Task goal
State only the count of lines in the listing below that hold "получении".

Task input
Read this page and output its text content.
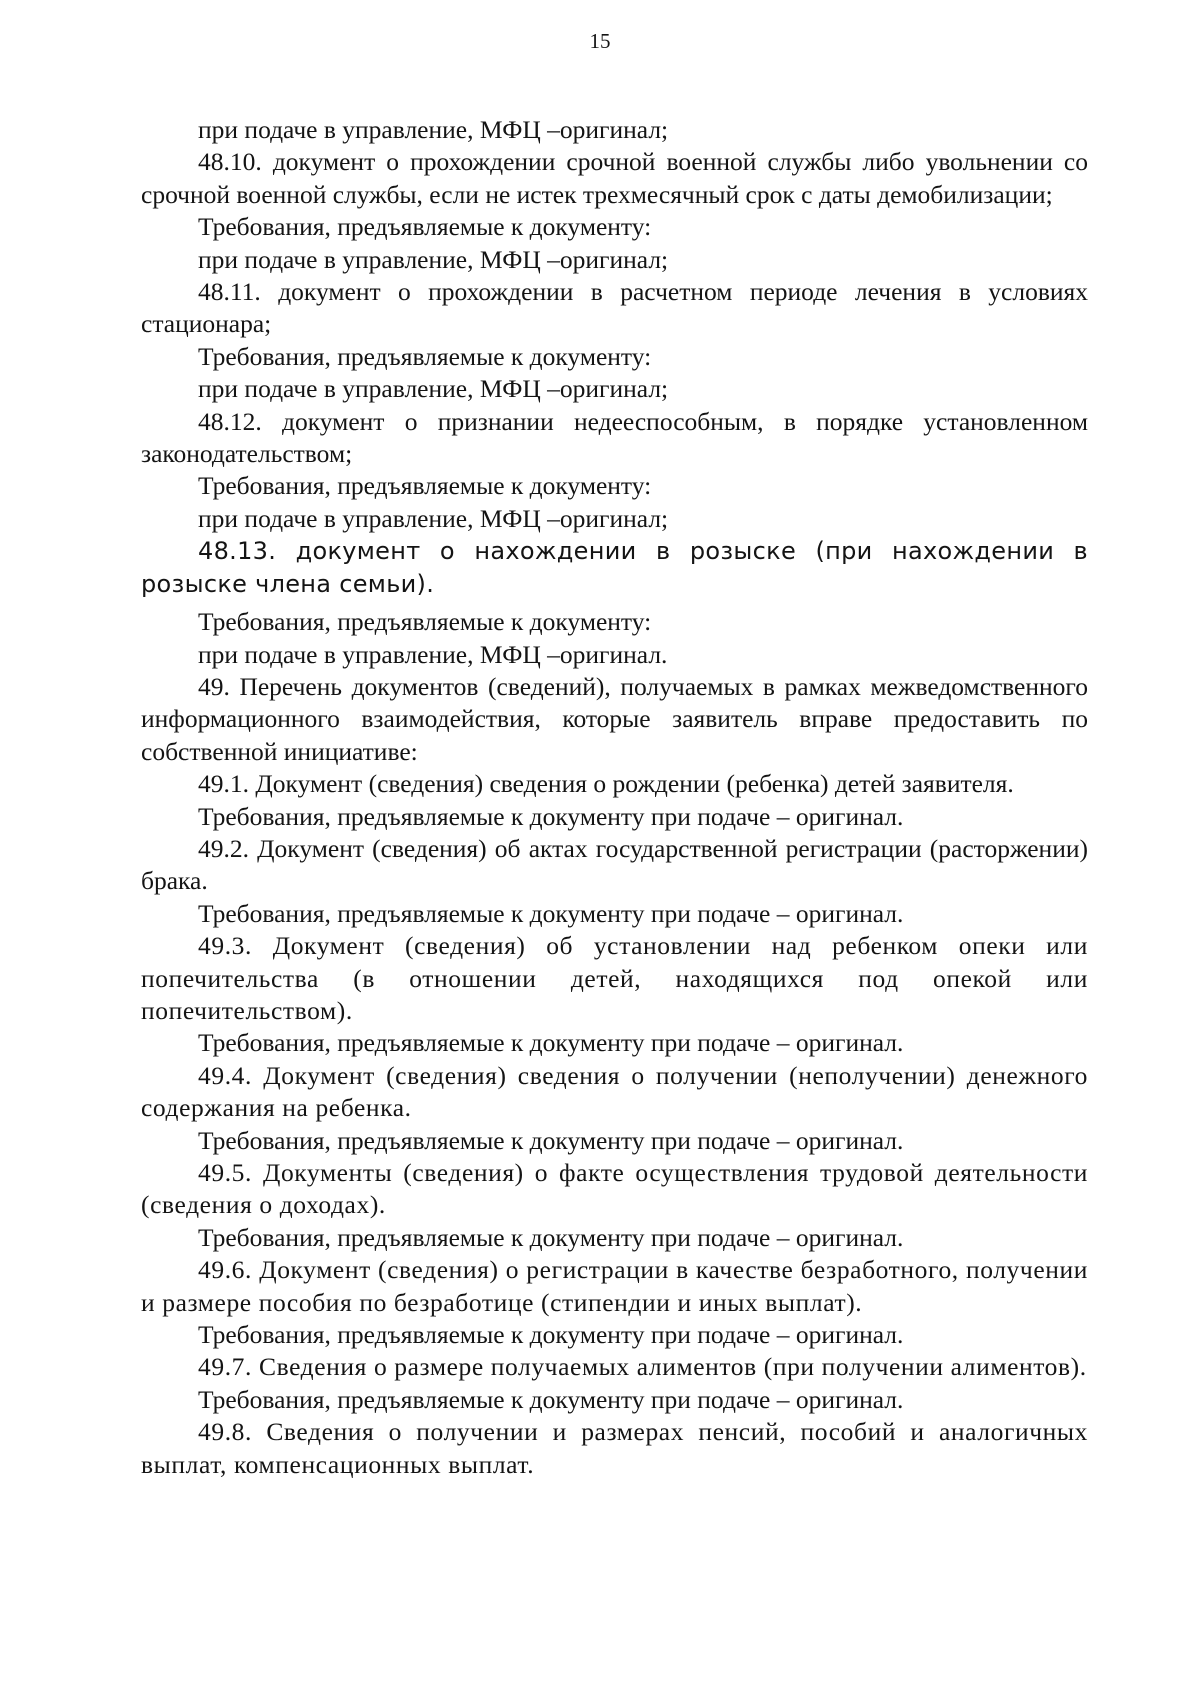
15

при подаче в управление, МФЦ –оригинал;

48.10. документ о прохождении срочной военной службы либо увольнении со срочной военной службы, если не истек трехмесячный срок с даты демобилизации;

Требования, предъявляемые к документу:

при подаче в управление, МФЦ –оригинал;

48.11. документ о прохождении в расчетном периоде лечения в условиях стационара;

Требования, предъявляемые к документу:

при подаче в управление, МФЦ –оригинал;

48.12. документ о признании недееспособным, в порядке установленном законодательством;

Требования, предъявляемые к документу:

при подаче в управление, МФЦ –оригинал;

48.13. документ о нахождении в розыске (при нахождении в розыске члена семьи).

Требования, предъявляемые к документу:

при подаче в управление, МФЦ –оригинал.

49. Перечень документов (сведений), получаемых в рамках межведомственного информационного взаимодействия, которые заявитель вправе предоставить по собственной инициативе:

49.1. Документ (сведения) сведения о рождении (ребенка) детей заявителя.

Требования, предъявляемые к документу при подаче – оригинал.

49.2. Документ (сведения) об актах государственной регистрации (расторжении) брака.

Требования, предъявляемые к документу при подаче – оригинал.

49.3. Документ (сведения) об установлении над ребенком опеки или попечительства (в отношении детей, находящихся под опекой или попечительством).

Требования, предъявляемые к документу при подаче – оригинал.

49.4. Документ (сведения) сведения о получении (неполучении) денежного содержания на ребенка.

Требования, предъявляемые к документу при подаче – оригинал.

49.5. Документы (сведения) о факте осуществления трудовой деятельности (сведения о доходах).

Требования, предъявляемые к документу при подаче – оригинал.

49.6. Документ (сведения) о регистрации в качестве безработного, получении и размере пособия по безработице (стипендии и иных выплат).

Требования, предъявляемые к документу при подаче – оригинал.

49.7. Сведения о размере получаемых алиментов (при получении алиментов).

Требования, предъявляемые к документу при подаче – оригинал.

49.8. Сведения о получении и размерах пенсий, пособий и аналогичных выплат, компенсационных выплат.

Answer to this task
4